PROMPT: Set the listing down again exactly, please, apart from its pictures.

DATA SUPPLIED:

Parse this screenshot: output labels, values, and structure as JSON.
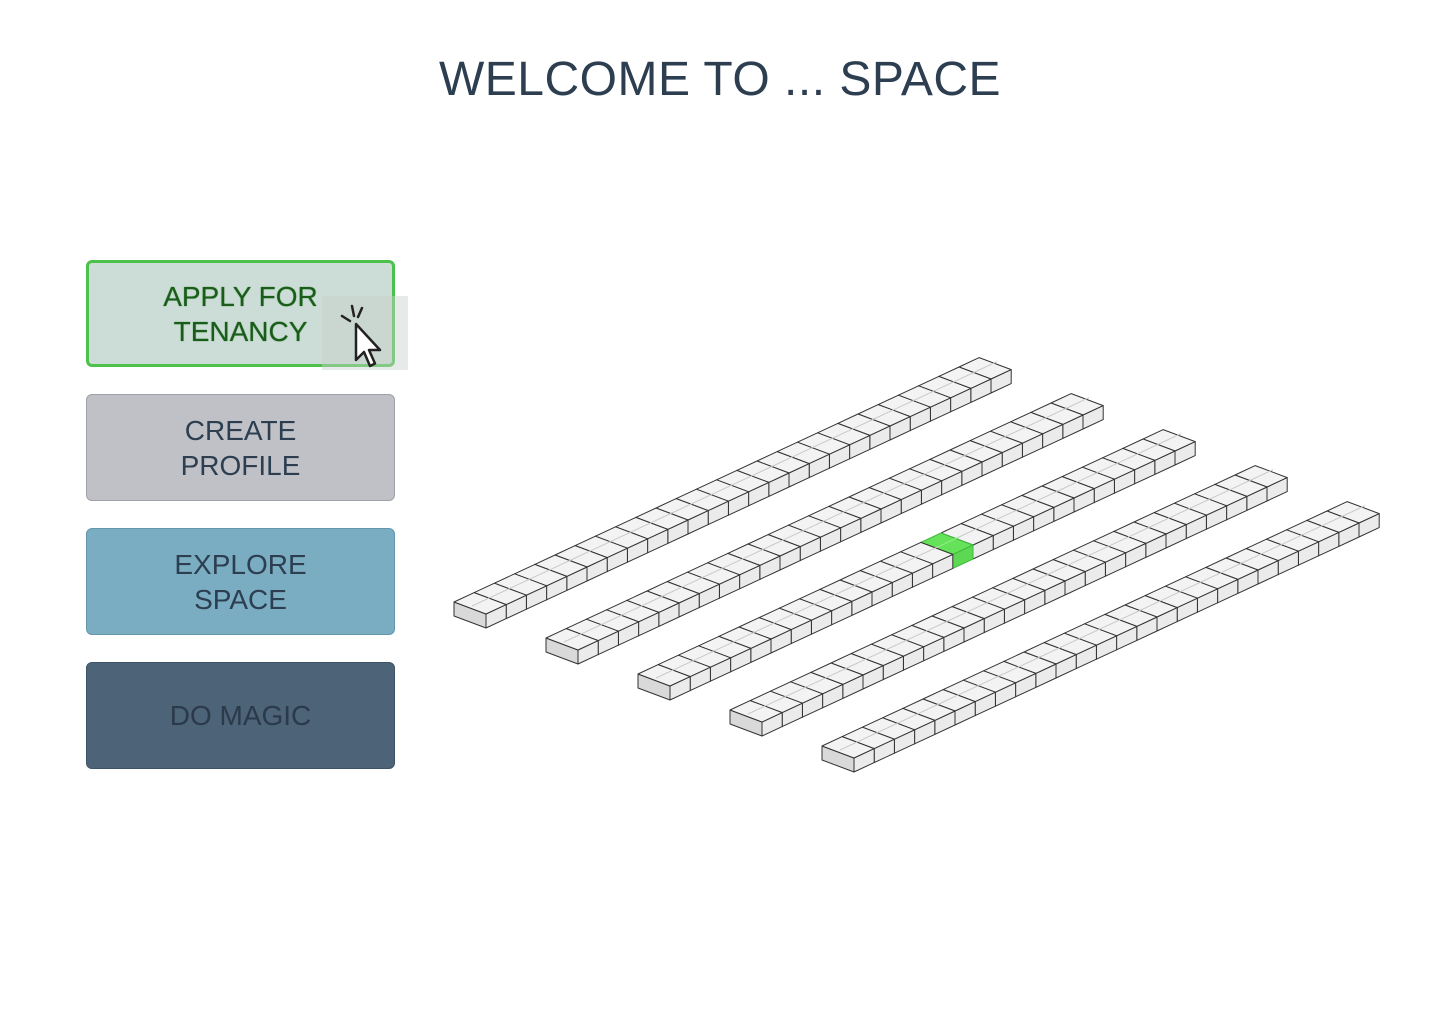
{
  "page": {
    "title": "WELCOME TO ... SPACE"
  },
  "menu": {
    "buttons": [
      {
        "id": "apply",
        "label": "APPLY FOR\nTENANCY",
        "state": "hover"
      },
      {
        "id": "profile",
        "label": "CREATE\nPROFILE",
        "state": "default"
      },
      {
        "id": "explore",
        "label": "EXPLORE\nSPACE",
        "state": "default"
      },
      {
        "id": "magic",
        "label": "DO MAGIC",
        "state": "default"
      }
    ]
  },
  "cursor": {
    "icon": "click-pointer-icon"
  },
  "building": {
    "rows": 5,
    "units_per_row": 26,
    "highlighted_unit": {
      "row": 3,
      "unit": 15
    },
    "colors": {
      "unit_top": "#f3f3f3",
      "unit_side": "#d9d9d9",
      "unit_stroke": "#333333",
      "highlight": "#66e25a",
      "highlight_stroke": "#3fb83a"
    }
  },
  "colors": {
    "title": "#2c3e50",
    "apply_border": "#4cc24c",
    "apply_bg": "#ccdcd6",
    "profile_bg": "#bfc1c6",
    "explore_bg": "#7aacc2",
    "magic_bg": "#4d6378"
  }
}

ANSWER IN FULL:
Parse this screenshot: output labels, values, and structure as JSON.
{
  "page": {
    "title": "WELCOME TO ... SPACE"
  },
  "menu": {
    "buttons": [
      {
        "id": "apply",
        "label": "APPLY FOR\nTENANCY",
        "state": "hover"
      },
      {
        "id": "profile",
        "label": "CREATE\nPROFILE",
        "state": "default"
      },
      {
        "id": "explore",
        "label": "EXPLORE\nSPACE",
        "state": "default"
      },
      {
        "id": "magic",
        "label": "DO MAGIC",
        "state": "default"
      }
    ]
  },
  "cursor": {
    "icon": "click-pointer-icon"
  },
  "building": {
    "rows": 5,
    "units_per_row": 26,
    "highlighted_unit": {
      "row": 3,
      "unit": 15
    },
    "colors": {
      "unit_top": "#f3f3f3",
      "unit_side": "#d9d9d9",
      "unit_stroke": "#333333",
      "highlight": "#66e25a",
      "highlight_stroke": "#3fb83a"
    }
  },
  "colors": {
    "title": "#2c3e50",
    "apply_border": "#4cc24c",
    "apply_bg": "#ccdcd6",
    "profile_bg": "#bfc1c6",
    "explore_bg": "#7aacc2",
    "magic_bg": "#4d6378"
  }
}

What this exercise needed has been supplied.